> Aim
All of the records listed below should be retyped exactly.

━━━

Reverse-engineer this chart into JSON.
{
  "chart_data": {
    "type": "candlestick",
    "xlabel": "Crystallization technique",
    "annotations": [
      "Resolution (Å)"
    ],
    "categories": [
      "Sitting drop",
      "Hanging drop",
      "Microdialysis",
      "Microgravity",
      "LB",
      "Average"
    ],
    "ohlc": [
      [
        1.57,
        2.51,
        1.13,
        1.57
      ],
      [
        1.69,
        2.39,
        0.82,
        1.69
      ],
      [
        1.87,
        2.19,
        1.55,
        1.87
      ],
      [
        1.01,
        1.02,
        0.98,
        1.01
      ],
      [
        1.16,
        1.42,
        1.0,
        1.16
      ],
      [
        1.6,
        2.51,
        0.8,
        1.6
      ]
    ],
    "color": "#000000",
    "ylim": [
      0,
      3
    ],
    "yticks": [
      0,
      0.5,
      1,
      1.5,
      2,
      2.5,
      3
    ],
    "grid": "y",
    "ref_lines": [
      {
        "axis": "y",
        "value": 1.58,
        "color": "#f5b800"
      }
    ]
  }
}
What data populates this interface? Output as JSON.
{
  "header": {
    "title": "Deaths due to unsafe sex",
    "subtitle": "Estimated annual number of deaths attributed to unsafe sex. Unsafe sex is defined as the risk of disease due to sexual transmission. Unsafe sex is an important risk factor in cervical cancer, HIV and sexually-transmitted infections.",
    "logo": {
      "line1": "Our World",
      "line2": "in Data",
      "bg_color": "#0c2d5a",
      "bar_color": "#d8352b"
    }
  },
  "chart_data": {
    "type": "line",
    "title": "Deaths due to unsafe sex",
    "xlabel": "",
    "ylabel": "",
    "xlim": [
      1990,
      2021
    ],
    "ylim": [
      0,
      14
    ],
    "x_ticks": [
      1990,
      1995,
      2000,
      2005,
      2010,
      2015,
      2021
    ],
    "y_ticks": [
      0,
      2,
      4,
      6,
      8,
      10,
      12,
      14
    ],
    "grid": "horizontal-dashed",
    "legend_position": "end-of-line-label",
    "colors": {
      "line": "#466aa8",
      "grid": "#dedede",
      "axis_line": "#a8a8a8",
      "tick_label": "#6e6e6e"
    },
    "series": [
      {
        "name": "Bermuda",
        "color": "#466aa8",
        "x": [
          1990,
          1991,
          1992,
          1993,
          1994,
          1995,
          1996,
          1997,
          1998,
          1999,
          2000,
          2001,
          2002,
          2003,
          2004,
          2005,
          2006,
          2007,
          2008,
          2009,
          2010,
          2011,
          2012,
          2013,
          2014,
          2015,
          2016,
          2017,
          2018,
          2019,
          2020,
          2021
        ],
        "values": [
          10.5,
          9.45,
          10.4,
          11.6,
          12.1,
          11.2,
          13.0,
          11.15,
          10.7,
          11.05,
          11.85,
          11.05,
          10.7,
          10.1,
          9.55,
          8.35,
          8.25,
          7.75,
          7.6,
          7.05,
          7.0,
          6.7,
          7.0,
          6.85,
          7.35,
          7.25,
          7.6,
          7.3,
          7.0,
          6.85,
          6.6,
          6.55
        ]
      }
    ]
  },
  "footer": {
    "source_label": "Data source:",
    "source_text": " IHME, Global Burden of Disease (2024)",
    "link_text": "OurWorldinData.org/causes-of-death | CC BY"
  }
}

━━━

> Worked answer
Reverse-engineer this chart into JSON.
{
  "chart_data": {
    "type": "candlestick",
    "xlabel": "Crystallization technique",
    "annotations": [
      "Resolution (Å)"
    ],
    "categories": [
      "Sitting drop",
      "Hanging drop",
      "Microdialysis",
      "Microgravity",
      "LB",
      "Average"
    ],
    "ohlc": [
      [
        1.57,
        2.51,
        1.13,
        1.57
      ],
      [
        1.69,
        2.39,
        0.82,
        1.69
      ],
      [
        1.87,
        2.19,
        1.55,
        1.87
      ],
      [
        1.01,
        1.02,
        0.98,
        1.01
      ],
      [
        1.16,
        1.42,
        1.0,
        1.16
      ],
      [
        1.6,
        2.51,
        0.8,
        1.6
      ]
    ],
    "color": "#000000",
    "ylim": [
      0,
      3
    ],
    "yticks": [
      0,
      0.5,
      1,
      1.5,
      2,
      2.5,
      3
    ],
    "grid": "y",
    "ref_lines": [
      {
        "axis": "y",
        "value": 1.58,
        "color": "#f5b800"
      }
    ]
  }
}
What data populates this interface? Output as JSON.
{
  "header": {
    "title": "Deaths due to unsafe sex",
    "subtitle": "Estimated annual number of deaths attributed to unsafe sex. Unsafe sex is defined as the risk of disease due to sexual transmission. Unsafe sex is an important risk factor in cervical cancer, HIV and sexually-transmitted infections.",
    "logo": {
      "line1": "Our World",
      "line2": "in Data",
      "bg_color": "#0c2d5a",
      "bar_color": "#d8352b"
    }
  },
  "chart_data": {
    "type": "line",
    "title": "Deaths due to unsafe sex",
    "xlabel": "",
    "ylabel": "",
    "xlim": [
      1990,
      2021
    ],
    "ylim": [
      0,
      14
    ],
    "x_ticks": [
      1990,
      1995,
      2000,
      2005,
      2010,
      2015,
      2021
    ],
    "y_ticks": [
      0,
      2,
      4,
      6,
      8,
      10,
      12,
      14
    ],
    "grid": "horizontal-dashed",
    "legend_position": "end-of-line-label",
    "colors": {
      "line": "#466aa8",
      "grid": "#dedede",
      "axis_line": "#a8a8a8",
      "tick_label": "#6e6e6e"
    },
    "series": [
      {
        "name": "Bermuda",
        "color": "#466aa8",
        "x": [
          1990,
          1991,
          1992,
          1993,
          1994,
          1995,
          1996,
          1997,
          1998,
          1999,
          2000,
          2001,
          2002,
          2003,
          2004,
          2005,
          2006,
          2007,
          2008,
          2009,
          2010,
          2011,
          2012,
          2013,
          2014,
          2015,
          2016,
          2017,
          2018,
          2019,
          2020,
          2021
        ],
        "values": [
          10.5,
          9.45,
          10.4,
          11.6,
          12.1,
          11.2,
          13.0,
          11.15,
          10.7,
          11.05,
          11.85,
          11.05,
          10.7,
          10.1,
          9.55,
          8.35,
          8.25,
          7.75,
          7.6,
          7.05,
          7.0,
          6.7,
          7.0,
          6.85,
          7.35,
          7.25,
          7.6,
          7.3,
          7.0,
          6.85,
          6.6,
          6.55
        ]
      }
    ]
  },
  "footer": {
    "source_label": "Data source:",
    "source_text": " IHME, Global Burden of Disease (2024)",
    "link_text": "OurWorldinData.org/causes-of-death | CC BY"
  }
}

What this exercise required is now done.